Ethereum Classic v Ethereum

Ethereum Classic v Ethereum

The split between Ethereum Classic and Ethereum is one that goes to the very heart of the philosophy underpinning the blockchain. The idea behind the blockchain is that transactions, once made, cannot be undone by anyone. The split between two factions of Ethereum users hinged on a disagreement with that concept.

The result was a new ‘fork’ of the Ethereum platform, with the bulk of the community moving to the new version, while dissenters stayed with what they named Ethereum Classic.

The split arose because of the Distributed Autonomous Organisation (DAO), a smart contract running on the Ethereum platform that was intended to be a kind of venture capital fund for Distributed Applications, known as DAPPS. Within 28 days of its launch, the DAO had accumulated $150M in Ether (ETH). Those who invested were able to vote on how the funds should be distributed.

However, a mechanism was installed to allow people to withdraw their funds if they no longer wanted to participate and this proved to be the DAO’s downfall. In the spring of 2016, somebody exploited the mechanism, using a loophole in its construction and withdrew $50M. Whoever did this did not breach the terms of the contract but the act was clearly not in the spirit of the system.

# # # # # # #

## EXERCISE A
Return the rows of the saved entries verbatim, starting with the first row and ending with the row that contains "bar [72, 204, 74, 210]".

[Saved entries]
# # # # # # #

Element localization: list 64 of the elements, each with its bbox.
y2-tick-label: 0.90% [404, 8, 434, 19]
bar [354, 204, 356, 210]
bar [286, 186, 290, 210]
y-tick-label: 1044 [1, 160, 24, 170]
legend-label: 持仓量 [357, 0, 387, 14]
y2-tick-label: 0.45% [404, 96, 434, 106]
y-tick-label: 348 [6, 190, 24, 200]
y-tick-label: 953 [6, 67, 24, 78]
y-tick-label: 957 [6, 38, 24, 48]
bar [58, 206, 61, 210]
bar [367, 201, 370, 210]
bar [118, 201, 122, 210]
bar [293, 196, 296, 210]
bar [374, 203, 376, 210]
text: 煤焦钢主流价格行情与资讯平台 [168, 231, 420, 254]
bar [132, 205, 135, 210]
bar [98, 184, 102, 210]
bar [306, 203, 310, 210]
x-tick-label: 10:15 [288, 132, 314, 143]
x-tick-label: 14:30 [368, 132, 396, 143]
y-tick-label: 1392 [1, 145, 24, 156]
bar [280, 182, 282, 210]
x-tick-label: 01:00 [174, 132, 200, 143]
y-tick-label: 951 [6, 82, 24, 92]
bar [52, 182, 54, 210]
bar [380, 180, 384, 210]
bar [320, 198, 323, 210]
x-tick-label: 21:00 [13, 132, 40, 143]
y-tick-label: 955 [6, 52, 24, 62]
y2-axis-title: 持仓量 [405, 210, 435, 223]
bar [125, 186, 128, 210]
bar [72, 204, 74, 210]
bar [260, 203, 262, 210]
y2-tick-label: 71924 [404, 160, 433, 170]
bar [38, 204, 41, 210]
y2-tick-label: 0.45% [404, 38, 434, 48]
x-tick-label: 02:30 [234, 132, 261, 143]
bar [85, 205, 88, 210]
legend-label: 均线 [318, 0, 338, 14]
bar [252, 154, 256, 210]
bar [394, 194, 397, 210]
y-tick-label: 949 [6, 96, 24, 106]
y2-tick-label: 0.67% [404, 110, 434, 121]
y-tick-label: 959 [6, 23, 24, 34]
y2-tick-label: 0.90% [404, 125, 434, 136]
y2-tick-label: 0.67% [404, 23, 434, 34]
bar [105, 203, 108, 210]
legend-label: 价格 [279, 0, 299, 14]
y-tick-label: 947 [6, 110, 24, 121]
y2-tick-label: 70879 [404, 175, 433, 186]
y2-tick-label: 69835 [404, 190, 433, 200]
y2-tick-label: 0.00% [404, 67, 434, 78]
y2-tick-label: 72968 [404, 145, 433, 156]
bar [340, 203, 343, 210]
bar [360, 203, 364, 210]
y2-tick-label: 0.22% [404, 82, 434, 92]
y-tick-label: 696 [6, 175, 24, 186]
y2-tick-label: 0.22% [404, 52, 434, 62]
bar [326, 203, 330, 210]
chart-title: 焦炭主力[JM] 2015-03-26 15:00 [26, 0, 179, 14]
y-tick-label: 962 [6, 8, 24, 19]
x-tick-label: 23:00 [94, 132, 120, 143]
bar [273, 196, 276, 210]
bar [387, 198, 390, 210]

# # # # # # #

## EXERCISE B
List every abbreviation that the passage on the Ethereum split introduces for a longer term.

## TASK SOLUTION A
Element localization: list 64 of the elements, each with its bbox.
y2-tick-label: 0.90% [404, 8, 434, 19]
bar [354, 204, 356, 210]
bar [286, 186, 290, 210]
y-tick-label: 1044 [1, 160, 24, 170]
legend-label: 持仓量 [357, 0, 387, 14]
y2-tick-label: 0.45% [404, 96, 434, 106]
y-tick-label: 348 [6, 190, 24, 200]
y-tick-label: 953 [6, 67, 24, 78]
y-tick-label: 957 [6, 38, 24, 48]
bar [58, 206, 61, 210]
bar [367, 201, 370, 210]
bar [118, 201, 122, 210]
bar [293, 196, 296, 210]
bar [374, 203, 376, 210]
text: 煤焦钢主流价格行情与资讯平台 [168, 231, 420, 254]
bar [132, 205, 135, 210]
bar [98, 184, 102, 210]
bar [306, 203, 310, 210]
x-tick-label: 10:15 [288, 132, 314, 143]
x-tick-label: 14:30 [368, 132, 396, 143]
y-tick-label: 1392 [1, 145, 24, 156]
bar [280, 182, 282, 210]
x-tick-label: 01:00 [174, 132, 200, 143]
y-tick-label: 951 [6, 82, 24, 92]
bar [52, 182, 54, 210]
bar [380, 180, 384, 210]
bar [320, 198, 323, 210]
x-tick-label: 21:00 [13, 132, 40, 143]
y-tick-label: 955 [6, 52, 24, 62]
y2-axis-title: 持仓量 [405, 210, 435, 223]
bar [125, 186, 128, 210]
bar [72, 204, 74, 210]

## TASK SOLUTION B
DAO, DAPPS, ETH